§ **WORK TO BE COMPLETED**
Restate every entry word for word.

#### GIVEN DATA

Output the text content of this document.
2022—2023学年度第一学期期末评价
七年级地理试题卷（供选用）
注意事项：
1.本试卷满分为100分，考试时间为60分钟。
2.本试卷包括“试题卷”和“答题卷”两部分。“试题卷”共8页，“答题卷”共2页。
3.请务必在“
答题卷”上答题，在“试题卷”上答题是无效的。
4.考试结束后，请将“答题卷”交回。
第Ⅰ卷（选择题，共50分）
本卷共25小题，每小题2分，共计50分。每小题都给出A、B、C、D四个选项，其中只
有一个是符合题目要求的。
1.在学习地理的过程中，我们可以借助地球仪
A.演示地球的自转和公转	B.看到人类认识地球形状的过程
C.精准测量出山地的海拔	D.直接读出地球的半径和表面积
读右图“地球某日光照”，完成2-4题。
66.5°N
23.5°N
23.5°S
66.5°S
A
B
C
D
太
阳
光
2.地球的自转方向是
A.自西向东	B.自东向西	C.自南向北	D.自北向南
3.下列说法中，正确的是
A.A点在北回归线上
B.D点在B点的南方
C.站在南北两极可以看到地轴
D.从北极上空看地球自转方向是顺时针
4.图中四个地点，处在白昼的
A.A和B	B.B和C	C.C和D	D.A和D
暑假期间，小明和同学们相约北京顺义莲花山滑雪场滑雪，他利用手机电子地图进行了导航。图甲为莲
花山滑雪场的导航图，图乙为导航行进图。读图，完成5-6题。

########

§ **EXERCISE OUTPUT**
Output the text content of this document.
2022—2023学年度第一学期期末评价
七年级地理试题卷（供选用）
注意事项：
1.本试卷满分为100分，考试时间为60分钟。
2.本试卷包括“试题卷”和“答题卷”两部分。“试题卷”共8页，“答题卷”共2页。
3.请务必在“
答题卷”上答题，在“试题卷”上答题是无效的。
4.考试结束后，请将“答题卷”交回。
第Ⅰ卷（选择题，共50分）
本卷共25小题，每小题2分，共计50分。每小题都给出A、B、C、D四个选项，其中只
有一个是符合题目要求的。
1.在学习地理的过程中，我们可以借助地球仪
A.演示地球的自转和公转	B.看到人类认识地球形状的过程
C.精准测量出山地的海拔	D.直接读出地球的半径和表面积
读右图“地球某日光照”，完成2-4题。
66.5°N
23.5°N
23.5°S
66.5°S
A
B
C
D
太
阳
光
2.地球的自转方向是
A.自西向东	B.自东向西	C.自南向北	D.自北向南
3.下列说法中，正确的是
A.A点在北回归线上
B.D点在B点的南方
C.站在南北两极可以看到地轴
D.从北极上空看地球自转方向是顺时针
4.图中四个地点，处在白昼的
A.A和B	B.B和C	C.C和D	D.A和D
暑假期间，小明和同学们相约北京顺义莲花山滑雪场滑雪，他利用手机电子地图进行了导航。图甲为莲
花山滑雪场的导航图，图乙为导航行进图。读图，完成5-6题。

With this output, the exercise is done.